▸ DESCRIPTION OF THE TASK:
Tally the lines that include the word "main" and reply with nothing but the total.

— Start —

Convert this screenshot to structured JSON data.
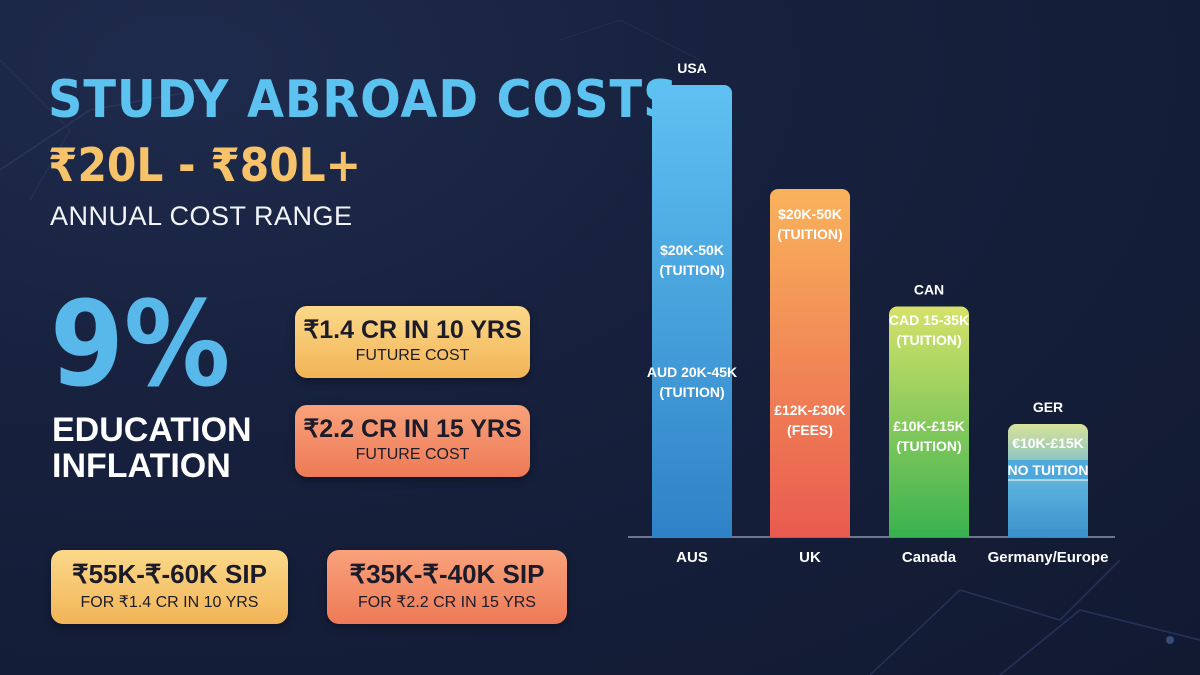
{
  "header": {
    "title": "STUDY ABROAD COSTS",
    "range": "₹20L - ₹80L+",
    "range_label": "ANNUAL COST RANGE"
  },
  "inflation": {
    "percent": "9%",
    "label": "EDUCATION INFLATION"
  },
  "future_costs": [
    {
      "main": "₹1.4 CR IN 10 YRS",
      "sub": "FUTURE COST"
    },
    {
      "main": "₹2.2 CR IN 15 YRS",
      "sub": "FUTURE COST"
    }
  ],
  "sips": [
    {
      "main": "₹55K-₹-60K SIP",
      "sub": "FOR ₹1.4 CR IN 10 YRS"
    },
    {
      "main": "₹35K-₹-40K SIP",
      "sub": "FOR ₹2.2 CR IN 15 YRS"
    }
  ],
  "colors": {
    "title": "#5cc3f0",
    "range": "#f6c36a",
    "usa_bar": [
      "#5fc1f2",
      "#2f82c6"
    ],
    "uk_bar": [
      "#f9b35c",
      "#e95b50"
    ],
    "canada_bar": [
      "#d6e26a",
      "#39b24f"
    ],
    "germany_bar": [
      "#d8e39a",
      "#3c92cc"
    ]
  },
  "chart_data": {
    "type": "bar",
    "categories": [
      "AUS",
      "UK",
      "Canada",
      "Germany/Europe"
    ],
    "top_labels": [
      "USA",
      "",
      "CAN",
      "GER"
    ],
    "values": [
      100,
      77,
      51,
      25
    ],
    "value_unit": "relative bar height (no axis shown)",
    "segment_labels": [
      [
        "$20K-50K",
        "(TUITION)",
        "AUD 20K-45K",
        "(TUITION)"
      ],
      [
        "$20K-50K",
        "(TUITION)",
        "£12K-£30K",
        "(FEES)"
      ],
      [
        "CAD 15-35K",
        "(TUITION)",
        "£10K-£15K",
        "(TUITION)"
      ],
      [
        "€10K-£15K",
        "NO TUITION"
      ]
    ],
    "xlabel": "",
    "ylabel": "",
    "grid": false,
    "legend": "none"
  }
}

— End —

▸ EXERCISE RESULT:
4